Scan the records for the string "time"; copy each line where it occurs.

DATA SUPPLIED:
⁂

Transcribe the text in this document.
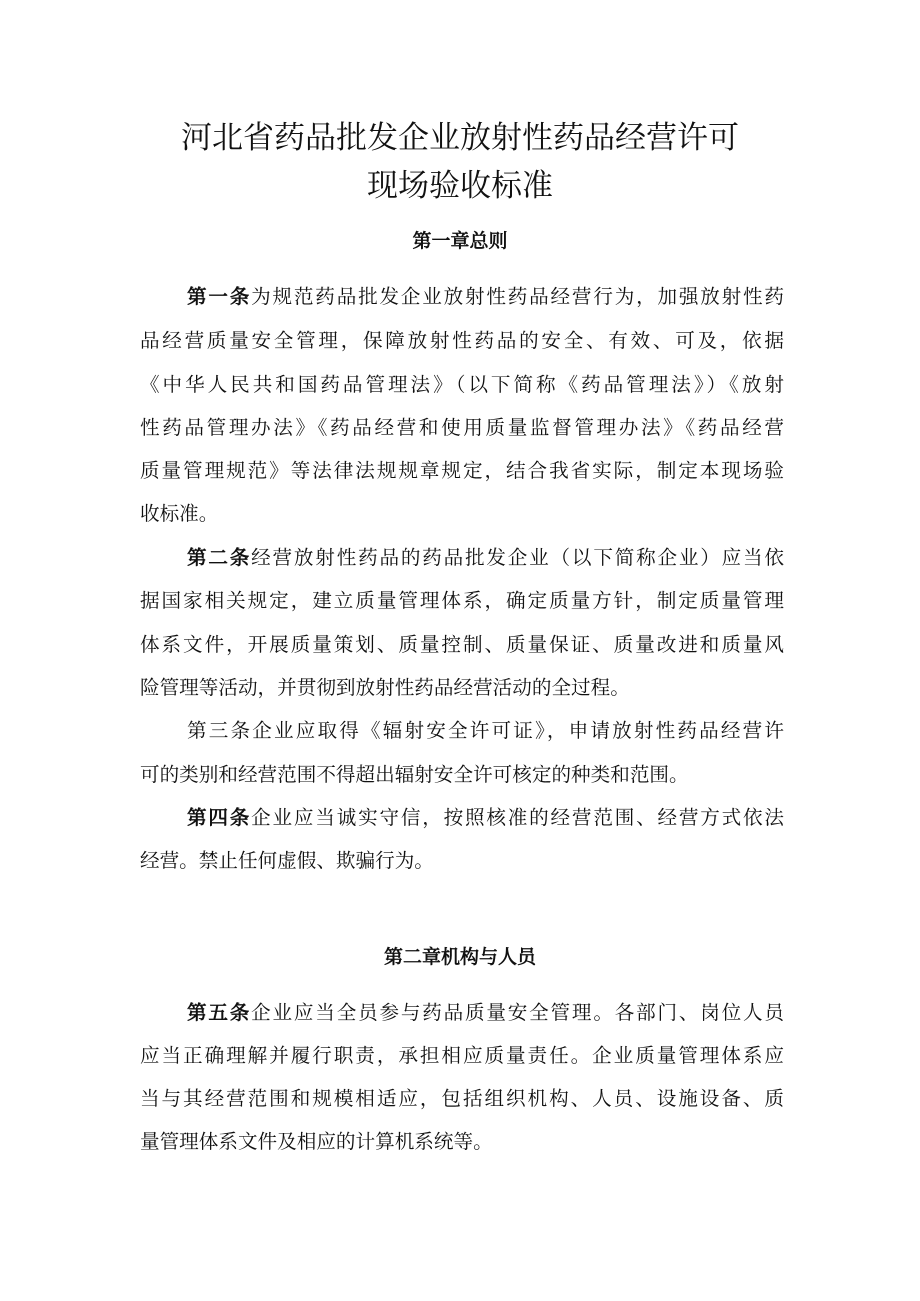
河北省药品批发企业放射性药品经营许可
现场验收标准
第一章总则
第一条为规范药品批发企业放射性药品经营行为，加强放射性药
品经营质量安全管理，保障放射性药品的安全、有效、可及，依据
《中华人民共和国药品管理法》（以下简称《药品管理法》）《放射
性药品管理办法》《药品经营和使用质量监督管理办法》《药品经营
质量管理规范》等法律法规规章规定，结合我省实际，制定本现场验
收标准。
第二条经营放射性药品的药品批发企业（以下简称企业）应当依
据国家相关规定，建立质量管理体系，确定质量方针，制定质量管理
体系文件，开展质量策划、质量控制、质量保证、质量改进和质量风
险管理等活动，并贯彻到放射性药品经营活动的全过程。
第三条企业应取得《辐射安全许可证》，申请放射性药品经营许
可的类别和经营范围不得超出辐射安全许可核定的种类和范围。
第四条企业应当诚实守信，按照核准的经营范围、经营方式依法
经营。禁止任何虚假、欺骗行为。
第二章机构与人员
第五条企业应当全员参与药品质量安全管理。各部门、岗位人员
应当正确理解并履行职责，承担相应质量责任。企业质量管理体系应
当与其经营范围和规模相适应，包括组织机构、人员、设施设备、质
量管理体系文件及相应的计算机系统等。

⁂

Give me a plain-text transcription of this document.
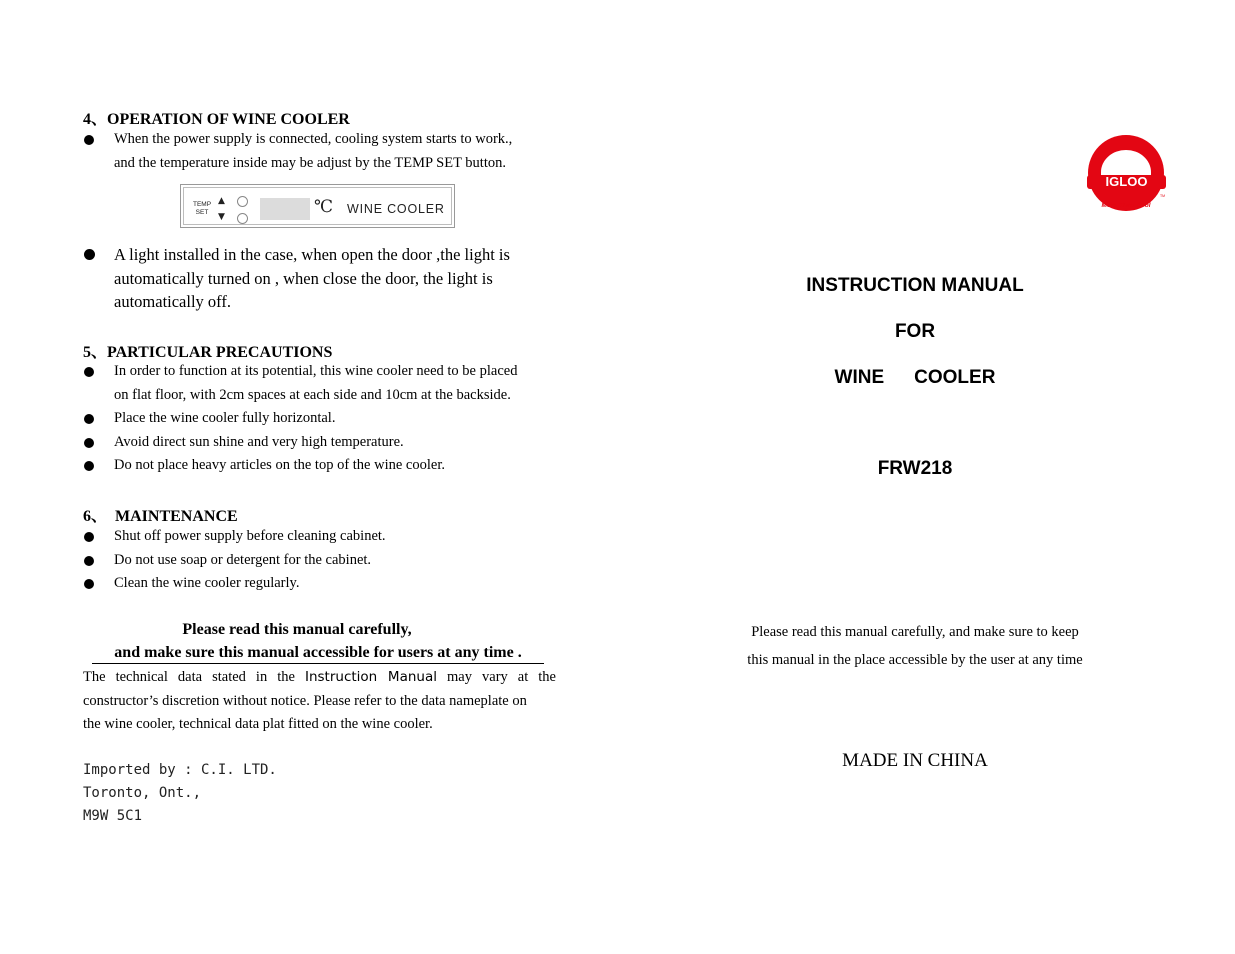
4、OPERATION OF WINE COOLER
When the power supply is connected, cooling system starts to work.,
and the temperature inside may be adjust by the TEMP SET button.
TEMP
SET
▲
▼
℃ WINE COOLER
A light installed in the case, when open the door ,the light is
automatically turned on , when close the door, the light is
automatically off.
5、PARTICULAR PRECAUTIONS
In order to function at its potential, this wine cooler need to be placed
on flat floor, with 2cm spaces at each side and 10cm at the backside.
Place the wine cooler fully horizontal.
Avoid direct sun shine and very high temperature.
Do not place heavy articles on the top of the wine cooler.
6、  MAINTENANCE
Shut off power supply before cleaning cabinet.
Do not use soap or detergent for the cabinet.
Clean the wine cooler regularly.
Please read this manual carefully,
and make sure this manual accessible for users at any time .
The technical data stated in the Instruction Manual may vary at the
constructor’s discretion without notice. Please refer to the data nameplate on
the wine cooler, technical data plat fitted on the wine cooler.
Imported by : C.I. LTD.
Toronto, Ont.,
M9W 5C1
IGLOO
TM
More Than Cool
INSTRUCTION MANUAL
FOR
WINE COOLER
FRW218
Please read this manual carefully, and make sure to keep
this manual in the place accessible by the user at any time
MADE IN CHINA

⁂

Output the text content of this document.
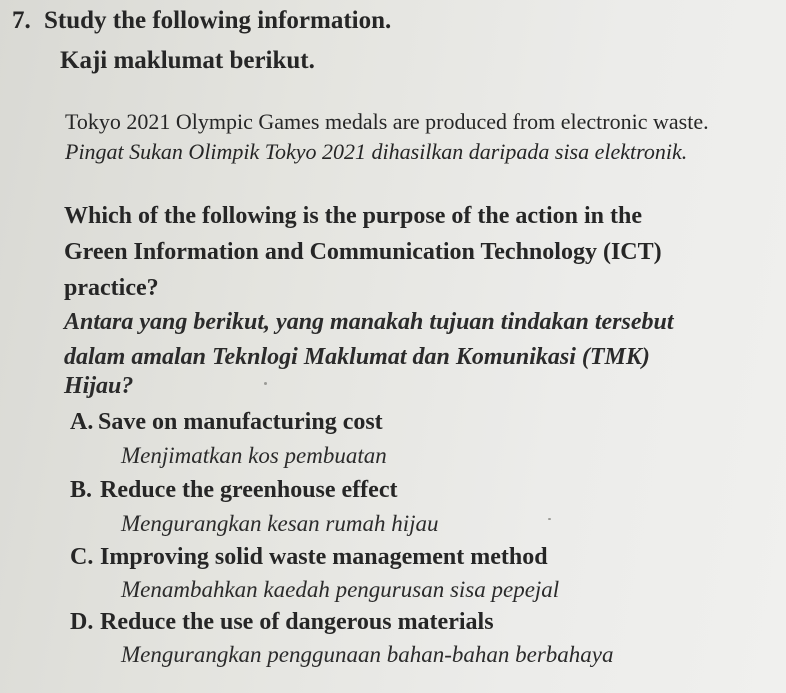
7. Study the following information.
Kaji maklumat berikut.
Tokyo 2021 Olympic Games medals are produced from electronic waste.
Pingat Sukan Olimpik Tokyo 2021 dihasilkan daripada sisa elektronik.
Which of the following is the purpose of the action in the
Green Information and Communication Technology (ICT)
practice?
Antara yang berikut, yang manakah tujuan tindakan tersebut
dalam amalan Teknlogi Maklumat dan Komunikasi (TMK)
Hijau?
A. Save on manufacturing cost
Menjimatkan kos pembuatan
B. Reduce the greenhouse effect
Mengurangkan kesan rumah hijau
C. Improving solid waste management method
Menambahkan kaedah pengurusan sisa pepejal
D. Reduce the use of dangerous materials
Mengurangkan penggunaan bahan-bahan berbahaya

⁂

WRITTEN SOLUTION:
and make sure this manual accessible for users at any time .
this manual in the place accessible by the user at any time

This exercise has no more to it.